◆ **TASK DETAILS**:
Write down every entry below once more, exactly.

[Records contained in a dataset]
__________

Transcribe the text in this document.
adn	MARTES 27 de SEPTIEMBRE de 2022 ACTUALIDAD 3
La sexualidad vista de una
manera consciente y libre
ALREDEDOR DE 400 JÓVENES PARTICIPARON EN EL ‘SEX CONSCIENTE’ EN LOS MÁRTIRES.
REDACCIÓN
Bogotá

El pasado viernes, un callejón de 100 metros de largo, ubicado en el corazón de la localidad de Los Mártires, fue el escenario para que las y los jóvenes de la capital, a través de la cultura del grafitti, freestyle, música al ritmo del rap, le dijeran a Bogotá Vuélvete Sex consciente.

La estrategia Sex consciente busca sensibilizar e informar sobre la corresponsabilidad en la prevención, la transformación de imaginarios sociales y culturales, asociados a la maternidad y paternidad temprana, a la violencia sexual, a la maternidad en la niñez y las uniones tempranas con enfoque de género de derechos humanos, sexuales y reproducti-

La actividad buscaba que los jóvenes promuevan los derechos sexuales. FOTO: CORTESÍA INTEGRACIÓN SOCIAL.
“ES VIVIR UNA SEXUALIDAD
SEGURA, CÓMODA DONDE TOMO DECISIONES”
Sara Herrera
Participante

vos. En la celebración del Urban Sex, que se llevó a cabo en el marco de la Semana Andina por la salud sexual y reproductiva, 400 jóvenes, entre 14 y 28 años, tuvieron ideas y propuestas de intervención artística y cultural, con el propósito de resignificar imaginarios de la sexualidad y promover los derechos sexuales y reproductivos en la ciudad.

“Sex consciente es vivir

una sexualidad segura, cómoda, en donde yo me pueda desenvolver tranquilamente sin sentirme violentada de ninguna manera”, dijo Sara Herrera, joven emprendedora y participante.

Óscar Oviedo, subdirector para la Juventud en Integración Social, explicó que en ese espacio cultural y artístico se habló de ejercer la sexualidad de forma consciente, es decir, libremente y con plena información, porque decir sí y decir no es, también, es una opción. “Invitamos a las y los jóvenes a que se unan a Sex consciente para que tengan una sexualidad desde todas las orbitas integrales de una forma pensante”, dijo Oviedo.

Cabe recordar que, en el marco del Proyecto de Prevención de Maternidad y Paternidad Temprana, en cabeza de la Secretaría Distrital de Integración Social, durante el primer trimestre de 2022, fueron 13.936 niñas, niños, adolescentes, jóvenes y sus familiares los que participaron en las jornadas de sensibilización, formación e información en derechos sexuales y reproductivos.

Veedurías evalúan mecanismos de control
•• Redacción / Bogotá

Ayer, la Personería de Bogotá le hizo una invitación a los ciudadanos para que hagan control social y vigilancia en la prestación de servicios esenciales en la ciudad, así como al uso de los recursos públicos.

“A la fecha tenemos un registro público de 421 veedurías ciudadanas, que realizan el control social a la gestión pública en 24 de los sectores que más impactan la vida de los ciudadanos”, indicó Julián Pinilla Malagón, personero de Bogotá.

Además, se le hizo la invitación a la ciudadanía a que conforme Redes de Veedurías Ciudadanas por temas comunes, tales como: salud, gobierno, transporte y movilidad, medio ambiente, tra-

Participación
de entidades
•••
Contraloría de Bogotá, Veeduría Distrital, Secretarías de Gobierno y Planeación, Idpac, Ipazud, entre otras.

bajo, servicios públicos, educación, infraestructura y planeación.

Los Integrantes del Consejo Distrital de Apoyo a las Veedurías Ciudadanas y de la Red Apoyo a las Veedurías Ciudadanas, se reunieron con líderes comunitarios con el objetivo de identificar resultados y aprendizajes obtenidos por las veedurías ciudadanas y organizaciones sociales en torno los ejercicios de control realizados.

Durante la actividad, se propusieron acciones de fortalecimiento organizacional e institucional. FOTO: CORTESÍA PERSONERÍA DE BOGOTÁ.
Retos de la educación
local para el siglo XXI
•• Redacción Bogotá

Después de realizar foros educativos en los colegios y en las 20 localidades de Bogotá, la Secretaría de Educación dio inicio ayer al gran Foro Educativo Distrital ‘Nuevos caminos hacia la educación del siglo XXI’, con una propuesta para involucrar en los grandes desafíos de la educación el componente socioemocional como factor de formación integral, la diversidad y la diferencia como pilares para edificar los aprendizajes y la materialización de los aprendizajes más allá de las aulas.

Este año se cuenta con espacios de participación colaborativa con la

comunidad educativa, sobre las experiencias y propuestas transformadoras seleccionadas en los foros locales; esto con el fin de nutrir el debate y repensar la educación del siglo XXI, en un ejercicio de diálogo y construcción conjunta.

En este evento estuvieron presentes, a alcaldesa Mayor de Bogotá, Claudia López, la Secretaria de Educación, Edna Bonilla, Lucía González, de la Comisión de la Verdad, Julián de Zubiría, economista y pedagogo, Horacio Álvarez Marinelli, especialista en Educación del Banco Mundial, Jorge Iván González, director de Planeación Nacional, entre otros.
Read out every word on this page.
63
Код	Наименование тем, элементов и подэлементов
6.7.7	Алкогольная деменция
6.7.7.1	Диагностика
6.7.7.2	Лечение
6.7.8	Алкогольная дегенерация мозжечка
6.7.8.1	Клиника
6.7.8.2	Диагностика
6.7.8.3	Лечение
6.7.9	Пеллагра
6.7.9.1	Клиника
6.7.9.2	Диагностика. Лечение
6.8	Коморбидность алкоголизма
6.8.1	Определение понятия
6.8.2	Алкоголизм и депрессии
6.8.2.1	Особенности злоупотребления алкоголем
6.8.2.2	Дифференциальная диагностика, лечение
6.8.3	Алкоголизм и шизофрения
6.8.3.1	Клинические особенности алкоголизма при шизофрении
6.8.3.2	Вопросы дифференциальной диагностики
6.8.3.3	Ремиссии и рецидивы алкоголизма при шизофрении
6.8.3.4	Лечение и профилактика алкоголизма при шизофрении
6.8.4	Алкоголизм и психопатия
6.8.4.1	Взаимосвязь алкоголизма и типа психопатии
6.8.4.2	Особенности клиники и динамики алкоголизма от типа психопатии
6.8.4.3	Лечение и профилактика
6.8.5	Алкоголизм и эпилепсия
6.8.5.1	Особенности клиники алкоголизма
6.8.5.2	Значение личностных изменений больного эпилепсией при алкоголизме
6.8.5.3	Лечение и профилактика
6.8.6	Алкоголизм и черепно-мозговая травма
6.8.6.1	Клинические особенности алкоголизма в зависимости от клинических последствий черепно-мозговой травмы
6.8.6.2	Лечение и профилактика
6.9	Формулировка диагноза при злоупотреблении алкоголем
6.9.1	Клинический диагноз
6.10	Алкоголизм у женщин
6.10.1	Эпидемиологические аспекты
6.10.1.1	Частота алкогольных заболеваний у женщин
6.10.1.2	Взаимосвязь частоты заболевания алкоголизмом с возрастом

__________

◆ **RESULT BELOW**:
Transcribe the text in this document.
adn	MARTES 27 de SEPTIEMBRE de 2022 ACTUALIDAD 3
La sexualidad vista de una
manera consciente y libre
ALREDEDOR DE 400 JÓVENES PARTICIPARON EN EL ‘SEX CONSCIENTE’ EN LOS MÁRTIRES.
REDACCIÓN
Bogotá

El pasado viernes, un callejón de 100 metros de largo, ubicado en el corazón de la localidad de Los Mártires, fue el escenario para que las y los jóvenes de la capital, a través de la cultura del grafitti, freestyle, música al ritmo del rap, le dijeran a Bogotá Vuélvete Sex consciente.

La estrategia Sex consciente busca sensibilizar e informar sobre la corresponsabilidad en la prevención, la transformación de imaginarios sociales y culturales, asociados a la maternidad y paternidad temprana, a la violencia sexual, a la maternidad en la niñez y las uniones tempranas con enfoque de género de derechos humanos, sexuales y reproducti-

La actividad buscaba que los jóvenes promuevan los derechos sexuales. FOTO: CORTESÍA INTEGRACIÓN SOCIAL.
“ES VIVIR UNA SEXUALIDAD
SEGURA, CÓMODA DONDE TOMO DECISIONES”
Sara Herrera
Participante

vos. En la celebración del Urban Sex, que se llevó a cabo en el marco de la Semana Andina por la salud sexual y reproductiva, 400 jóvenes, entre 14 y 28 años, tuvieron ideas y propuestas de intervención artística y cultural, con el propósito de resignificar imaginarios de la sexualidad y promover los derechos sexuales y reproductivos en la ciudad.

“Sex consciente es vivir

una sexualidad segura, cómoda, en donde yo me pueda desenvolver tranquilamente sin sentirme violentada de ninguna manera”, dijo Sara Herrera, joven emprendedora y participante.

Óscar Oviedo, subdirector para la Juventud en Integración Social, explicó que en ese espacio cultural y artístico se habló de ejercer la sexualidad de forma consciente, es decir, libremente y con plena información, porque decir sí y decir no es, también, es una opción. “Invitamos a las y los jóvenes a que se unan a Sex consciente para que tengan una sexualidad desde todas las orbitas integrales de una forma pensante”, dijo Oviedo.

Cabe recordar que, en el marco del Proyecto de Prevención de Maternidad y Paternidad Temprana, en cabeza de la Secretaría Distrital de Integración Social, durante el primer trimestre de 2022, fueron 13.936 niñas, niños, adolescentes, jóvenes y sus familiares los que participaron en las jornadas de sensibilización, formación e información en derechos sexuales y reproductivos.

Veedurías evalúan mecanismos de control
•• Redacción / Bogotá

Ayer, la Personería de Bogotá le hizo una invitación a los ciudadanos para que hagan control social y vigilancia en la prestación de servicios esenciales en la ciudad, así como al uso de los recursos públicos.

“A la fecha tenemos un registro público de 421 veedurías ciudadanas, que realizan el control social a la gestión pública en 24 de los sectores que más impactan la vida de los ciudadanos”, indicó Julián Pinilla Malagón, personero de Bogotá.

Además, se le hizo la invitación a la ciudadanía a que conforme Redes de Veedurías Ciudadanas por temas comunes, tales como: salud, gobierno, transporte y movilidad, medio ambiente, tra-

Participación
de entidades
•••
Contraloría de Bogotá, Veeduría Distrital, Secretarías de Gobierno y Planeación, Idpac, Ipazud, entre otras.

bajo, servicios públicos, educación, infraestructura y planeación.

Los Integrantes del Consejo Distrital de Apoyo a las Veedurías Ciudadanas y de la Red Apoyo a las Veedurías Ciudadanas, se reunieron con líderes comunitarios con el objetivo de identificar resultados y aprendizajes obtenidos por las veedurías ciudadanas y organizaciones sociales en torno los ejercicios de control realizados.

Durante la actividad, se propusieron acciones de fortalecimiento organizacional e institucional. FOTO: CORTESÍA PERSONERÍA DE BOGOTÁ.
Retos de la educación
local para el siglo XXI
•• Redacción Bogotá

Después de realizar foros educativos en los colegios y en las 20 localidades de Bogotá, la Secretaría de Educación dio inicio ayer al gran Foro Educativo Distrital ‘Nuevos caminos hacia la educación del siglo XXI’, con una propuesta para involucrar en los grandes desafíos de la educación el componente socioemocional como factor de formación integral, la diversidad y la diferencia como pilares para edificar los aprendizajes y la materialización de los aprendizajes más allá de las aulas.

Este año se cuenta con espacios de participación colaborativa con la

comunidad educativa, sobre las experiencias y propuestas transformadoras seleccionadas en los foros locales; esto con el fin de nutrir el debate y repensar la educación del siglo XXI, en un ejercicio de diálogo y construcción conjunta.

En este evento estuvieron presentes, a alcaldesa Mayor de Bogotá, Claudia López, la Secretaria de Educación, Edna Bonilla, Lucía González, de la Comisión de la Verdad, Julián de Zubiría, economista y pedagogo, Horacio Álvarez Marinelli, especialista en Educación del Banco Mundial, Jorge Iván González, director de Planeación Nacional, entre otros.
Read out every word on this page.
63
Код	Наименование тем, элементов и подэлементов
6.7.7	Алкогольная деменция
6.7.7.1	Диагностика
6.7.7.2	Лечение
6.7.8	Алкогольная дегенерация мозжечка
6.7.8.1	Клиника
6.7.8.2	Диагностика
6.7.8.3	Лечение
6.7.9	Пеллагра
6.7.9.1	Клиника
6.7.9.2	Диагностика. Лечение
6.8	Коморбидность алкоголизма
6.8.1	Определение понятия
6.8.2	Алкоголизм и депрессии
6.8.2.1	Особенности злоупотребления алкоголем
6.8.2.2	Дифференциальная диагностика, лечение
6.8.3	Алкоголизм и шизофрения
6.8.3.1	Клинические особенности алкоголизма при шизофрении
6.8.3.2	Вопросы дифференциальной диагностики
6.8.3.3	Ремиссии и рецидивы алкоголизма при шизофрении
6.8.3.4	Лечение и профилактика алкоголизма при шизофрении
6.8.4	Алкоголизм и психопатия
6.8.4.1	Взаимосвязь алкоголизма и типа психопатии
6.8.4.2	Особенности клиники и динамики алкоголизма от типа психопатии
6.8.4.3	Лечение и профилактика
6.8.5	Алкоголизм и эпилепсия
6.8.5.1	Особенности клиники алкоголизма
6.8.5.2	Значение личностных изменений больного эпилепсией при алкоголизме
6.8.5.3	Лечение и профилактика
6.8.6	Алкоголизм и черепно-мозговая травма
6.8.6.1	Клинические особенности алкоголизма в зависимости от клинических последствий черепно-мозговой травмы
6.8.6.2	Лечение и профилактика
6.9	Формулировка диагноза при злоупотреблении алкоголем
6.9.1	Клинический диагноз
6.10	Алкоголизм у женщин
6.10.1	Эпидемиологические аспекты
6.10.1.1	Частота алкогольных заболеваний у женщин
6.10.1.2	Взаимосвязь частоты заболевания алкоголизмом с возрастом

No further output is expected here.